* AIM OF THE TASK
From the entries below, extract every line that includes the word "title".

* RECORDED DATA
+--
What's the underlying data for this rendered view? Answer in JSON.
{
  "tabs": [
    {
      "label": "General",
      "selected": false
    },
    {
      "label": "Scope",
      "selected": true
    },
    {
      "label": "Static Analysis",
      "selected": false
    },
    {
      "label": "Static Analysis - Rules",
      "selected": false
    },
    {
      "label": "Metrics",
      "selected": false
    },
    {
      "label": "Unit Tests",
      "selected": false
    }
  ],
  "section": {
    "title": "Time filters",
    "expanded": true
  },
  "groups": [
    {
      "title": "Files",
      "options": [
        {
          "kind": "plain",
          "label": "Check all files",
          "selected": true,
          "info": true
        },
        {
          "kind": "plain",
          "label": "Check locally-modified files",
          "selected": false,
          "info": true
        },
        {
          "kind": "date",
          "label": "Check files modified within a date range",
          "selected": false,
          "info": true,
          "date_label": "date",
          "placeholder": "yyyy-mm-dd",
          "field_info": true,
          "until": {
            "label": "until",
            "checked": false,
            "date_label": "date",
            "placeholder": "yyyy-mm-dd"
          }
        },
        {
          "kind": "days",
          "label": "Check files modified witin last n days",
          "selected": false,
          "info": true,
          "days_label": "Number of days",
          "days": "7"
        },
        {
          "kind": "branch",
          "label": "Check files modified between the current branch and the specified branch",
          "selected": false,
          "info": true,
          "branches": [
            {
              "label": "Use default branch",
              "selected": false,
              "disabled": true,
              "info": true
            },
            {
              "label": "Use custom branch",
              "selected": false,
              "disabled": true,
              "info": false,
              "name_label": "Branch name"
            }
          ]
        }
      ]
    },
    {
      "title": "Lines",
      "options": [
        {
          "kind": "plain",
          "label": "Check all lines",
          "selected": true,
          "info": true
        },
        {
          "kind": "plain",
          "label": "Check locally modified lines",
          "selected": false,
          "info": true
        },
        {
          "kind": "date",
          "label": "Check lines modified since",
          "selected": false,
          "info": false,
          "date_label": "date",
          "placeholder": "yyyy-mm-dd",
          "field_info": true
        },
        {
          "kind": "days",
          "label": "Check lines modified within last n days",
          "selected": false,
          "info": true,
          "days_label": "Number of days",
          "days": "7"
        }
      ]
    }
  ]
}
+--
* RESULT OF THE EXERCISE
    "title": "Time filters",
      "title": "Files",
      "title": "Lines",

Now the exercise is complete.